START SELECTED TEXT

Moreover, intracellular phosphorylation of STAT4 was determined both in NK92 cells and in primary NK cells after stimulation with IL-12 and IL-18 either in the presence or in the absence of MSC. When cocultured with MSC 11.4% of NK92 cells expressed pSTAT4 in comparison to 3.7% of NK92 cells alone (Figure 5(a)). Phosphorylated STAT4 was detected in 25.8% and 13% of primary NK cells in the presence and absence of MSC, respectively (Figure 5(c)). Independently of the donor of MSC or primary NK cells this MSC-mediated phosphorylation of STAT4 was significantly enhanced in NK92 cells as well as in primary NK cells (Figures 5(b) and 5(d)). In summary, the stimulatory effect of MSC in terms of IL-12/IL-18-induced IFN-γ synthesis in NK cells was associated with a partially increased surface expression of the IL-12Rβ1 chain and an intracellularly enhanced phosphorylation of STAT4.

END SELECTED TEXT

ASSIGNED TASK 1 >>
List every percentage given in the passage on STAT4 phosphorylation in NK cells.
ASSIGNED TASK 2 >>
In the passage on STAT4 phosphorylation, which two cytokines were used to stimulate the cells?
ASSIGNED TASK 3 >>
Carry on the passage on STAT4 phosphorylation in NK cells, starting after its final sentence.
The records have no connection to the text.

START RECORDS SUPPLIED

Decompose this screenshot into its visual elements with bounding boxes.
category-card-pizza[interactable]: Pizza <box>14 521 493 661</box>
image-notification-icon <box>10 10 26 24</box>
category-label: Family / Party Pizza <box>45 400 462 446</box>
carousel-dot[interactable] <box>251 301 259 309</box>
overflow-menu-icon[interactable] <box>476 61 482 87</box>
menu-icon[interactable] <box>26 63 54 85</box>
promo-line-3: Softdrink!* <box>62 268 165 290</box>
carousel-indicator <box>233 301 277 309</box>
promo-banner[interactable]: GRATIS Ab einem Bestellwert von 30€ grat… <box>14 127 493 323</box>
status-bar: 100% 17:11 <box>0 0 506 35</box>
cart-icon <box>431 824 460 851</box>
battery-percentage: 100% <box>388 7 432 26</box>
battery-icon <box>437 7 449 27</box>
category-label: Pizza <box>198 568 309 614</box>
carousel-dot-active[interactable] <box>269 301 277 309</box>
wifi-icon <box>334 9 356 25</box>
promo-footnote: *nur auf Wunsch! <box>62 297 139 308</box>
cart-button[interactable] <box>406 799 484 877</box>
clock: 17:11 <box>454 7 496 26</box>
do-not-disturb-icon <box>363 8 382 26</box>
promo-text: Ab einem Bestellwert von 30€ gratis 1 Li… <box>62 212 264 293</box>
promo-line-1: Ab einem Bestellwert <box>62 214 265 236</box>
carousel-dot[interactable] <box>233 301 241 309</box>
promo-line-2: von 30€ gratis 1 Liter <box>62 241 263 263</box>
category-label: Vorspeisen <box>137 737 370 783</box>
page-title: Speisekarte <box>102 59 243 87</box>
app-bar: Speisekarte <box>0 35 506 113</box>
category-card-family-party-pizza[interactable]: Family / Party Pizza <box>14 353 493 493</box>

END RECORDS SUPPLIED

RESPONSE BOX 1 >>
11.4%, 3.7%, 25.8%, 13%

RESPONSE BOX 2 >>
IL-12 and IL-18

RESPONSE BOX 3 >>
fig5
Figure 5: MSC stimulate the phosphorylation of STAT4 in NK cells. NK92 cells (a and b) and primary NK- (pNK) cells (c and d) were cultured in the absence or presence of MSC at a NK : MSC ratio of 5 : 1. Cells were preincubated for 24 h prior to stimulation with IL-12 (1 ng/mL) and IL-18 (10 ng/mL). Sixteen hours after stimulation, cells were stained with antibodies against CD56 and intracellular pSTAT4 (phosphorylated STAT4). Intracellular pSTAT4 levels were determined by flow cytometry. ((a) and (c)) Dot plots of one representative experiment. ((b) and (d)) Bar graph shows mean values ± standard deviation of 4 (b) and 6 (d) independent experiments performed using (b) 4 different donors for MSC and (d) 3 and 4 different donors for MSC and pNK cells, respectively. Data are normalized and presented as percentage of pSTAT4 positive NK cells cultured in the presence of MSC with respect to NK cells cultured alone (100%). .

4. Discussion

In the present study, we show that MSC enhance the ability of NK cells to secrete IFN-γ. This modulatory activity of MSC was dependent on cell-cell contact as well as on MSC-derived soluble factors. Moreover, the MSC-mediated increase in IFN-γ secretion was associated with enhanced IL-12R expression and phosphorylation of STAT4.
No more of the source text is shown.